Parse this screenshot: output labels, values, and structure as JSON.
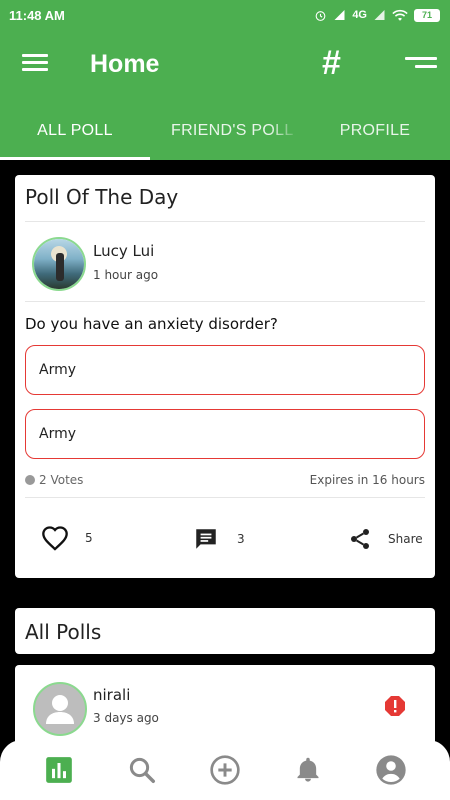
{
  "status": {
    "time": "11:48 AM",
    "network": "4G",
    "battery": "71"
  },
  "app_bar": {
    "title": "Home",
    "hash_label": "#"
  },
  "tabs": [
    {
      "label": "ALL POLL",
      "active": true
    },
    {
      "label": "FRIEND'S POLL",
      "active": false
    },
    {
      "label": "PROFILE",
      "active": false
    }
  ],
  "poll_of_day": {
    "heading": "Poll Of The Day",
    "author": "Lucy Lui",
    "time": "1 hour ago",
    "question": "Do you have an anxiety disorder?",
    "options": [
      "Army",
      "Army"
    ],
    "votes": "2 Votes",
    "expires": "Expires in 16 hours",
    "likes": "5",
    "comments": "3",
    "share_label": "Share"
  },
  "all_polls": {
    "heading": "All Polls",
    "items": [
      {
        "author": "nirali",
        "time": "3 days ago"
      }
    ]
  },
  "colors": {
    "primary": "#4caf50",
    "option_border": "#e53935",
    "report": "#e53935",
    "avatar_ring": "#8bd98f"
  },
  "bottom_nav": [
    "poll-chart-icon",
    "search-icon",
    "add-circle-icon",
    "bell-icon",
    "account-icon"
  ]
}
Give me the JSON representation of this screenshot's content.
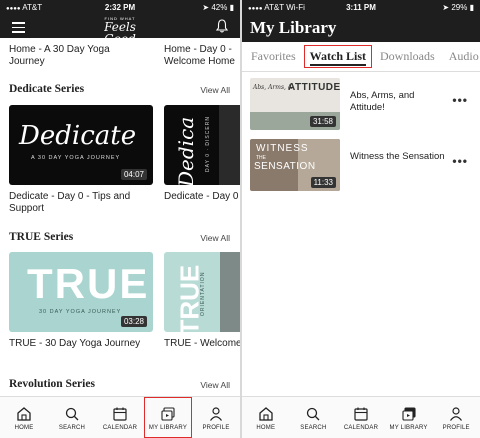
{
  "left": {
    "status": {
      "carrier": "AT&T",
      "time": "2:32 PM",
      "battery": "42%"
    },
    "logo": {
      "small": "FIND WHAT",
      "main": "Feels Good"
    },
    "top_items": [
      "Home - A 30 Day Yoga Journey",
      "Home - Day 0 - Welcome Home"
    ],
    "sections": [
      {
        "title": "Dedicate Series",
        "view_all": "View All",
        "cards": [
          {
            "title": "Dedicate - Day 0 - Tips and Support",
            "thumb_main": "Dedicate",
            "thumb_sub": "A 30 DAY YOGA JOURNEY",
            "duration": "04:07"
          },
          {
            "title": "Dedicate - Day 0",
            "thumb_main": "Dedica",
            "thumb_sub": "DAY 0 · DISCERN"
          }
        ]
      },
      {
        "title": "TRUE Series",
        "view_all": "View All",
        "cards": [
          {
            "title": "TRUE - 30 Day Yoga Journey",
            "thumb_main": "TRUE",
            "thumb_sub": "30 DAY YOGA JOURNEY",
            "duration": "03:28"
          },
          {
            "title": "TRUE - Welcome",
            "thumb_main": "TRUE",
            "thumb_sub": "ORIENTATION"
          }
        ]
      },
      {
        "title": "Revolution Series",
        "view_all": "View All"
      }
    ],
    "tabs": [
      {
        "label": "HOME",
        "icon": "home-icon"
      },
      {
        "label": "SEARCH",
        "icon": "search-icon"
      },
      {
        "label": "CALENDAR",
        "icon": "calendar-icon"
      },
      {
        "label": "MY LIBRARY",
        "icon": "library-icon"
      },
      {
        "label": "PROFILE",
        "icon": "profile-icon"
      }
    ]
  },
  "right": {
    "status": {
      "carrier": "AT&T Wi-Fi",
      "time": "3:11 PM",
      "battery": "29%"
    },
    "title": "My Library",
    "subtabs": [
      "Favorites",
      "Watch List",
      "Downloads",
      "Audio"
    ],
    "active_subtab": "Watch List",
    "items": [
      {
        "title": "Abs, Arms, and Attitude!",
        "thumb_script": "Abs, Arms, &",
        "thumb_main": "ATTITUDE",
        "duration": "31:58"
      },
      {
        "title": "Witness the Sensation",
        "thumb_main": "WITNESS",
        "thumb_main2": "SENSATION",
        "thumb_sub": "THE",
        "duration": "11:33"
      }
    ],
    "tabs": [
      {
        "label": "HOME",
        "icon": "home-icon"
      },
      {
        "label": "SEARCH",
        "icon": "search-icon"
      },
      {
        "label": "CALENDAR",
        "icon": "calendar-icon"
      },
      {
        "label": "MY LIBRARY",
        "icon": "library-icon"
      },
      {
        "label": "PROFILE",
        "icon": "profile-icon"
      }
    ]
  },
  "colors": {
    "header": "#1e1e1e",
    "highlight": "#e02b2b",
    "true_thumb": "#a9d4cf"
  }
}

**Problem requirements**
Reproduce every record above exactly, but leave out the pictures.

**The result**
Parse this screenshot: output labels, values, and structure as JSON.
{
  "status": {
    "time": "11:48 AM",
    "network": "4G",
    "battery": "71"
  },
  "app_bar": {
    "title": "Home",
    "hash_label": "#"
  },
  "tabs": [
    {
      "label": "ALL POLL",
      "active": true
    },
    {
      "label": "FRIEND'S POLL",
      "active": false
    },
    {
      "label": "PROFILE",
      "active": false
    }
  ],
  "poll_of_day": {
    "heading": "Poll Of The Day",
    "author": "Lucy Lui",
    "time": "1 hour ago",
    "question": "Do you have an anxiety disorder?",
    "options": [
      "Army",
      "Army"
    ],
    "votes": "2 Votes",
    "expires": "Expires in 16 hours",
    "likes": "5",
    "comments": "3",
    "share_label": "Share"
  },
  "all_polls": {
    "heading": "All Polls",
    "items": [
      {
        "author": "nirali",
        "time": "3 days ago"
      }
    ]
  },
  "colors": {
    "primary": "#4caf50",
    "option_border": "#e53935",
    "report": "#e53935",
    "avatar_ring": "#8bd98f"
  },
  "bottom_nav": [
    "poll-chart-icon",
    "search-icon",
    "add-circle-icon",
    "bell-icon",
    "account-icon"
  ]
}
Give me the JSON representation of this screenshot's content.
{
  "left": {
    "status": {
      "carrier": "AT&T",
      "time": "2:32 PM",
      "battery": "42%"
    },
    "logo": {
      "small": "FIND WHAT",
      "main": "Feels Good"
    },
    "top_items": [
      "Home - A 30 Day Yoga Journey",
      "Home - Day 0 - Welcome Home"
    ],
    "sections": [
      {
        "title": "Dedicate Series",
        "view_all": "View All",
        "cards": [
          {
            "title": "Dedicate - Day 0 - Tips and Support",
            "thumb_main": "Dedicate",
            "thumb_sub": "A 30 DAY YOGA JOURNEY",
            "duration": "04:07"
          },
          {
            "title": "Dedicate - Day 0",
            "thumb_main": "Dedica",
            "thumb_sub": "DAY 0 · DISCERN"
          }
        ]
      },
      {
        "title": "TRUE Series",
        "view_all": "View All",
        "cards": [
          {
            "title": "TRUE - 30 Day Yoga Journey",
            "thumb_main": "TRUE",
            "thumb_sub": "30 DAY YOGA JOURNEY",
            "duration": "03:28"
          },
          {
            "title": "TRUE - Welcome",
            "thumb_main": "TRUE",
            "thumb_sub": "ORIENTATION"
          }
        ]
      },
      {
        "title": "Revolution Series",
        "view_all": "View All"
      }
    ],
    "tabs": [
      {
        "label": "HOME",
        "icon": "home-icon"
      },
      {
        "label": "SEARCH",
        "icon": "search-icon"
      },
      {
        "label": "CALENDAR",
        "icon": "calendar-icon"
      },
      {
        "label": "MY LIBRARY",
        "icon": "library-icon"
      },
      {
        "label": "PROFILE",
        "icon": "profile-icon"
      }
    ]
  },
  "right": {
    "status": {
      "carrier": "AT&T Wi-Fi",
      "time": "3:11 PM",
      "battery": "29%"
    },
    "title": "My Library",
    "subtabs": [
      "Favorites",
      "Watch List",
      "Downloads",
      "Audio"
    ],
    "active_subtab": "Watch List",
    "items": [
      {
        "title": "Abs, Arms, and Attitude!",
        "thumb_script": "Abs, Arms, &",
        "thumb_main": "ATTITUDE",
        "duration": "31:58"
      },
      {
        "title": "Witness the Sensation",
        "thumb_main": "WITNESS",
        "thumb_main2": "SENSATION",
        "thumb_sub": "THE",
        "duration": "11:33"
      }
    ],
    "tabs": [
      {
        "label": "HOME",
        "icon": "home-icon"
      },
      {
        "label": "SEARCH",
        "icon": "search-icon"
      },
      {
        "label": "CALENDAR",
        "icon": "calendar-icon"
      },
      {
        "label": "MY LIBRARY",
        "icon": "library-icon"
      },
      {
        "label": "PROFILE",
        "icon": "profile-icon"
      }
    ]
  },
  "colors": {
    "header": "#1e1e1e",
    "highlight": "#e02b2b",
    "true_thumb": "#a9d4cf"
  }
}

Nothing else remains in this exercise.